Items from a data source

+++

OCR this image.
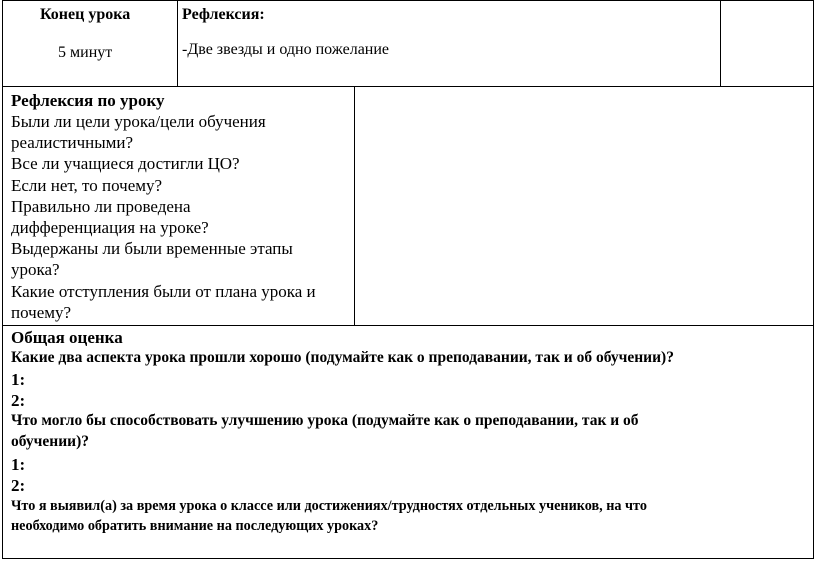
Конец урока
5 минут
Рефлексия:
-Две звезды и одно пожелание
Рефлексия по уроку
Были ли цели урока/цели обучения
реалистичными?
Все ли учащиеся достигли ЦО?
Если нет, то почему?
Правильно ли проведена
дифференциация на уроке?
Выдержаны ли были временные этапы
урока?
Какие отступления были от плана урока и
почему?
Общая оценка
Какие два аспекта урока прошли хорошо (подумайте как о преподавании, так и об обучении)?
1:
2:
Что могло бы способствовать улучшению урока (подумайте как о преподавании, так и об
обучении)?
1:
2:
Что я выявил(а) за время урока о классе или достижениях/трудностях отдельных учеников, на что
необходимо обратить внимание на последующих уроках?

+++

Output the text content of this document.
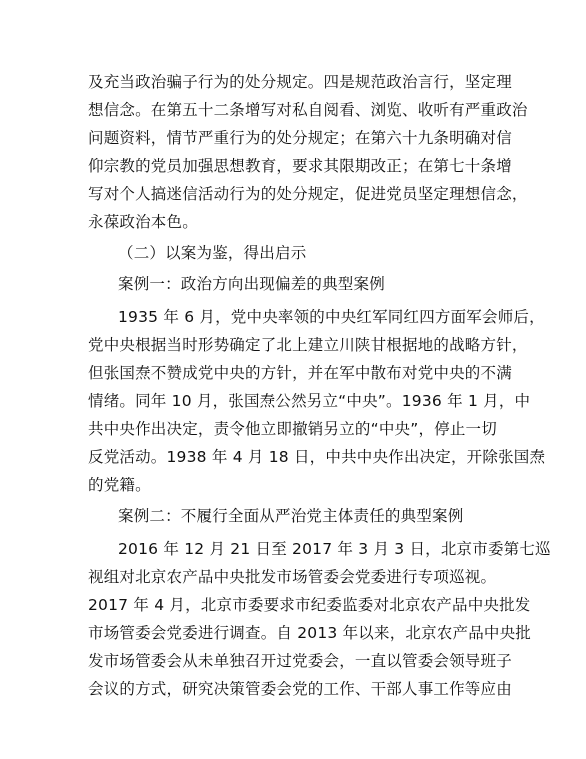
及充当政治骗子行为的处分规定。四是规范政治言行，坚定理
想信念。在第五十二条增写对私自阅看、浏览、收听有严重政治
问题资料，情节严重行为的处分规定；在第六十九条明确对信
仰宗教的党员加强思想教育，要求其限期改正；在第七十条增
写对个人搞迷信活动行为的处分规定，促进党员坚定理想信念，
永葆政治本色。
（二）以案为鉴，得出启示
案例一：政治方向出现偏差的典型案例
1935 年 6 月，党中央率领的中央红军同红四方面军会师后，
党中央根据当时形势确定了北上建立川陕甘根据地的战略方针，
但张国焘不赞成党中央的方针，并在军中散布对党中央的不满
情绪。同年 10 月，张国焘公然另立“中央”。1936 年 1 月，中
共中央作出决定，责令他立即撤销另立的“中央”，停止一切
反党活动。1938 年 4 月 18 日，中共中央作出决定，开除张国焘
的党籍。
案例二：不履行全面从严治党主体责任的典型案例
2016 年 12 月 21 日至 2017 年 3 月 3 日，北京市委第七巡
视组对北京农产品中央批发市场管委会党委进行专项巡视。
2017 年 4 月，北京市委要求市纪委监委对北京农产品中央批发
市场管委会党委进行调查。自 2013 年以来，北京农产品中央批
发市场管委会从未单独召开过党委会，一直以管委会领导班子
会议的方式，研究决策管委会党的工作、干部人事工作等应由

+++

* [Work instructions] Select every line of the records holding the string "преподавании".

* [Finished task]
Какие два аспекта урока прошли хорошо (подумайте как о преподавании, так и об обучении)?
Что могло бы способствовать улучшению урока (подумайте как о преподавании, так и об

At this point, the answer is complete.